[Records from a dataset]
----------------

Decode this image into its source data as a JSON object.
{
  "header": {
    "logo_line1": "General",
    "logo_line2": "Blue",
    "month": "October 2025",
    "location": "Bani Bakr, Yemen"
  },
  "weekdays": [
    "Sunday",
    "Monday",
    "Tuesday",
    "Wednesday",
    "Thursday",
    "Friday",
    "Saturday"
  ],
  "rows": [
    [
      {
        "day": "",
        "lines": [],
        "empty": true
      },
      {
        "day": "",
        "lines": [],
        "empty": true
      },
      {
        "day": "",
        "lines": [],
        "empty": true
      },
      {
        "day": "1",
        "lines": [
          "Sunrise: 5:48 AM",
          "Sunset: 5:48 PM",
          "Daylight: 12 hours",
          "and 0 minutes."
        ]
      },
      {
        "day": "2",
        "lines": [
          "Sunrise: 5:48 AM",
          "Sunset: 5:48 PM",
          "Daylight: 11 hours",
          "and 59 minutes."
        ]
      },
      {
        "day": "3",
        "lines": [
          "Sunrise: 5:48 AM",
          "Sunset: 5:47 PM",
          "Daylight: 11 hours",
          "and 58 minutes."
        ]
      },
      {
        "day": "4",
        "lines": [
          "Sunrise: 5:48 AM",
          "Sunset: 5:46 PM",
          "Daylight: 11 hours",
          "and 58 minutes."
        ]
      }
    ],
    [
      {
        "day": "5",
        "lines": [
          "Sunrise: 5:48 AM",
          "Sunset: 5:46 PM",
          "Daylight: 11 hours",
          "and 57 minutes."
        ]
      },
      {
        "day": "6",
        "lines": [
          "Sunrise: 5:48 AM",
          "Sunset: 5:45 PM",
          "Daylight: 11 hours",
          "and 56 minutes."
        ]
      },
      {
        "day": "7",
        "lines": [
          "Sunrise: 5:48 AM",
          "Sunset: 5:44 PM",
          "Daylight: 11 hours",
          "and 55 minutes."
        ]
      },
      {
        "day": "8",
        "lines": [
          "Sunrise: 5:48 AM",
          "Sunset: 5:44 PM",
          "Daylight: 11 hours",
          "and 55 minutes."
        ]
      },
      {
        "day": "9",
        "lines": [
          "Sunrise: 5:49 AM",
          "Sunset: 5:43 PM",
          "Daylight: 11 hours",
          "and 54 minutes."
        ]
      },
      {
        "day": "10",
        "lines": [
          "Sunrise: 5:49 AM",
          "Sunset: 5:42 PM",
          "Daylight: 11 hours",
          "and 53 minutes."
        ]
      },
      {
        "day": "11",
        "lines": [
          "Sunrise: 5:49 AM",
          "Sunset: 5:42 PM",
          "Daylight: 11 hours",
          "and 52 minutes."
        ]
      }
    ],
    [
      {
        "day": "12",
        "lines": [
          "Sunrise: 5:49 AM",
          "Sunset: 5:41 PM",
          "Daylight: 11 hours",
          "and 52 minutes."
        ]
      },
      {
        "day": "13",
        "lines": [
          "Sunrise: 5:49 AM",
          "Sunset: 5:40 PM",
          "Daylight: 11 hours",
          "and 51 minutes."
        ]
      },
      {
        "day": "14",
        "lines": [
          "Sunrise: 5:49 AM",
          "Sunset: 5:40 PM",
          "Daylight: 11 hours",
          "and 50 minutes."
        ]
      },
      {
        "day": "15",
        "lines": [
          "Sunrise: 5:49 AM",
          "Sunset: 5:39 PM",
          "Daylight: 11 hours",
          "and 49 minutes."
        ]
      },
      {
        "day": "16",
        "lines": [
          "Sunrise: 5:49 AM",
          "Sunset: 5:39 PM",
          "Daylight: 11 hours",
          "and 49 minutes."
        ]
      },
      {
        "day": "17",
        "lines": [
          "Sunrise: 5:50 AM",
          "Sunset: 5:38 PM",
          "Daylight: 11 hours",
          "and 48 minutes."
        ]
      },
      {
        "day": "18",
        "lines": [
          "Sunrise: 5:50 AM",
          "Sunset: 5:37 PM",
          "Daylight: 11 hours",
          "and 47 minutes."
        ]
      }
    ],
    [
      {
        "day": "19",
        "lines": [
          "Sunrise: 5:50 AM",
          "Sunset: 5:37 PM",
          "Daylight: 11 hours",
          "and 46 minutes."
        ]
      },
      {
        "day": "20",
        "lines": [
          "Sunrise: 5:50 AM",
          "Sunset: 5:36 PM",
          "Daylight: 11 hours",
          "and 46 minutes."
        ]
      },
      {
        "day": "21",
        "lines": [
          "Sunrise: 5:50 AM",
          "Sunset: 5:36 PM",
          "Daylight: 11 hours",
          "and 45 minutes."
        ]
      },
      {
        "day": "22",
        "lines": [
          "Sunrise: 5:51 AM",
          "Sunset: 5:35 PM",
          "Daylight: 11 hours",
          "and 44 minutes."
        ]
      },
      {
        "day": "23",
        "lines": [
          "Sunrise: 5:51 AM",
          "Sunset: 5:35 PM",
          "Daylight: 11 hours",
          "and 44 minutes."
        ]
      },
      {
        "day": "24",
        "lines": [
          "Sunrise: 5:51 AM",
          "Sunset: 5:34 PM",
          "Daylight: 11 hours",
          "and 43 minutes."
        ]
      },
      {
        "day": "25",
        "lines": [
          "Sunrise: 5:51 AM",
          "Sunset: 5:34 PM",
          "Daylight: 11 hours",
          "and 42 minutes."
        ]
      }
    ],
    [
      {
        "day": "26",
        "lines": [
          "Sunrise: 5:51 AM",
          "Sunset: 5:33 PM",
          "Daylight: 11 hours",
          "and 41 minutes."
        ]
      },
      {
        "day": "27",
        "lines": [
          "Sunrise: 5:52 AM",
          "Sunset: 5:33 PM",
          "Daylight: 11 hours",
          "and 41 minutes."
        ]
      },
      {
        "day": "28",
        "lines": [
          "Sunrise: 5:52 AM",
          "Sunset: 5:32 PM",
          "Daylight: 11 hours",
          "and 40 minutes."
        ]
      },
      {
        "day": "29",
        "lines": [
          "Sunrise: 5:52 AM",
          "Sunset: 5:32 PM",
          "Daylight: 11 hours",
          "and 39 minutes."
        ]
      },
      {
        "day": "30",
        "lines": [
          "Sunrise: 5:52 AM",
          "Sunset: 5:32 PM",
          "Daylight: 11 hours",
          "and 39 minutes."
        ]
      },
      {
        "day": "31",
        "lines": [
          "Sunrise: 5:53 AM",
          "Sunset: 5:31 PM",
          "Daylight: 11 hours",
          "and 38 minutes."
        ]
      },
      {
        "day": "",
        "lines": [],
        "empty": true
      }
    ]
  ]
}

----------------

What you will do: Write the material out exactly, with nothing left out.

Full answer:
Decode this image into its source data as a JSON object.
{
  "header": {
    "logo_line1": "General",
    "logo_line2": "Blue",
    "month": "October 2025",
    "location": "Bani Bakr, Yemen"
  },
  "weekdays": [
    "Sunday",
    "Monday",
    "Tuesday",
    "Wednesday",
    "Thursday",
    "Friday",
    "Saturday"
  ],
  "rows": [
    [
      {
        "day": "",
        "lines": [],
        "empty": true
      },
      {
        "day": "",
        "lines": [],
        "empty": true
      },
      {
        "day": "",
        "lines": [],
        "empty": true
      },
      {
        "day": "1",
        "lines": [
          "Sunrise: 5:48 AM",
          "Sunset: 5:48 PM",
          "Daylight: 12 hours",
          "and 0 minutes."
        ]
      },
      {
        "day": "2",
        "lines": [
          "Sunrise: 5:48 AM",
          "Sunset: 5:48 PM",
          "Daylight: 11 hours",
          "and 59 minutes."
        ]
      },
      {
        "day": "3",
        "lines": [
          "Sunrise: 5:48 AM",
          "Sunset: 5:47 PM",
          "Daylight: 11 hours",
          "and 58 minutes."
        ]
      },
      {
        "day": "4",
        "lines": [
          "Sunrise: 5:48 AM",
          "Sunset: 5:46 PM",
          "Daylight: 11 hours",
          "and 58 minutes."
        ]
      }
    ],
    [
      {
        "day": "5",
        "lines": [
          "Sunrise: 5:48 AM",
          "Sunset: 5:46 PM",
          "Daylight: 11 hours",
          "and 57 minutes."
        ]
      },
      {
        "day": "6",
        "lines": [
          "Sunrise: 5:48 AM",
          "Sunset: 5:45 PM",
          "Daylight: 11 hours",
          "and 56 minutes."
        ]
      },
      {
        "day": "7",
        "lines": [
          "Sunrise: 5:48 AM",
          "Sunset: 5:44 PM",
          "Daylight: 11 hours",
          "and 55 minutes."
        ]
      },
      {
        "day": "8",
        "lines": [
          "Sunrise: 5:48 AM",
          "Sunset: 5:44 PM",
          "Daylight: 11 hours",
          "and 55 minutes."
        ]
      },
      {
        "day": "9",
        "lines": [
          "Sunrise: 5:49 AM",
          "Sunset: 5:43 PM",
          "Daylight: 11 hours",
          "and 54 minutes."
        ]
      },
      {
        "day": "10",
        "lines": [
          "Sunrise: 5:49 AM",
          "Sunset: 5:42 PM",
          "Daylight: 11 hours",
          "and 53 minutes."
        ]
      },
      {
        "day": "11",
        "lines": [
          "Sunrise: 5:49 AM",
          "Sunset: 5:42 PM",
          "Daylight: 11 hours",
          "and 52 minutes."
        ]
      }
    ],
    [
      {
        "day": "12",
        "lines": [
          "Sunrise: 5:49 AM",
          "Sunset: 5:41 PM",
          "Daylight: 11 hours",
          "and 52 minutes."
        ]
      },
      {
        "day": "13",
        "lines": [
          "Sunrise: 5:49 AM",
          "Sunset: 5:40 PM",
          "Daylight: 11 hours",
          "and 51 minutes."
        ]
      },
      {
        "day": "14",
        "lines": [
          "Sunrise: 5:49 AM",
          "Sunset: 5:40 PM",
          "Daylight: 11 hours",
          "and 50 minutes."
        ]
      },
      {
        "day": "15",
        "lines": [
          "Sunrise: 5:49 AM",
          "Sunset: 5:39 PM",
          "Daylight: 11 hours",
          "and 49 minutes."
        ]
      },
      {
        "day": "16",
        "lines": [
          "Sunrise: 5:49 AM",
          "Sunset: 5:39 PM",
          "Daylight: 11 hours",
          "and 49 minutes."
        ]
      },
      {
        "day": "17",
        "lines": [
          "Sunrise: 5:50 AM",
          "Sunset: 5:38 PM",
          "Daylight: 11 hours",
          "and 48 minutes."
        ]
      },
      {
        "day": "18",
        "lines": [
          "Sunrise: 5:50 AM",
          "Sunset: 5:37 PM",
          "Daylight: 11 hours",
          "and 47 minutes."
        ]
      }
    ],
    [
      {
        "day": "19",
        "lines": [
          "Sunrise: 5:50 AM",
          "Sunset: 5:37 PM",
          "Daylight: 11 hours",
          "and 46 minutes."
        ]
      },
      {
        "day": "20",
        "lines": [
          "Sunrise: 5:50 AM",
          "Sunset: 5:36 PM",
          "Daylight: 11 hours",
          "and 46 minutes."
        ]
      },
      {
        "day": "21",
        "lines": [
          "Sunrise: 5:50 AM",
          "Sunset: 5:36 PM",
          "Daylight: 11 hours",
          "and 45 minutes."
        ]
      },
      {
        "day": "22",
        "lines": [
          "Sunrise: 5:51 AM",
          "Sunset: 5:35 PM",
          "Daylight: 11 hours",
          "and 44 minutes."
        ]
      },
      {
        "day": "23",
        "lines": [
          "Sunrise: 5:51 AM",
          "Sunset: 5:35 PM",
          "Daylight: 11 hours",
          "and 44 minutes."
        ]
      },
      {
        "day": "24",
        "lines": [
          "Sunrise: 5:51 AM",
          "Sunset: 5:34 PM",
          "Daylight: 11 hours",
          "and 43 minutes."
        ]
      },
      {
        "day": "25",
        "lines": [
          "Sunrise: 5:51 AM",
          "Sunset: 5:34 PM",
          "Daylight: 11 hours",
          "and 42 minutes."
        ]
      }
    ],
    [
      {
        "day": "26",
        "lines": [
          "Sunrise: 5:51 AM",
          "Sunset: 5:33 PM",
          "Daylight: 11 hours",
          "and 41 minutes."
        ]
      },
      {
        "day": "27",
        "lines": [
          "Sunrise: 5:52 AM",
          "Sunset: 5:33 PM",
          "Daylight: 11 hours",
          "and 41 minutes."
        ]
      },
      {
        "day": "28",
        "lines": [
          "Sunrise: 5:52 AM",
          "Sunset: 5:32 PM",
          "Daylight: 11 hours",
          "and 40 minutes."
        ]
      },
      {
        "day": "29",
        "lines": [
          "Sunrise: 5:52 AM",
          "Sunset: 5:32 PM",
          "Daylight: 11 hours",
          "and 39 minutes."
        ]
      },
      {
        "day": "30",
        "lines": [
          "Sunrise: 5:52 AM",
          "Sunset: 5:32 PM",
          "Daylight: 11 hours",
          "and 39 minutes."
        ]
      },
      {
        "day": "31",
        "lines": [
          "Sunrise: 5:53 AM",
          "Sunset: 5:31 PM",
          "Daylight: 11 hours",
          "and 38 minutes."
        ]
      },
      {
        "day": "",
        "lines": [],
        "empty": true
      }
    ]
  ]
}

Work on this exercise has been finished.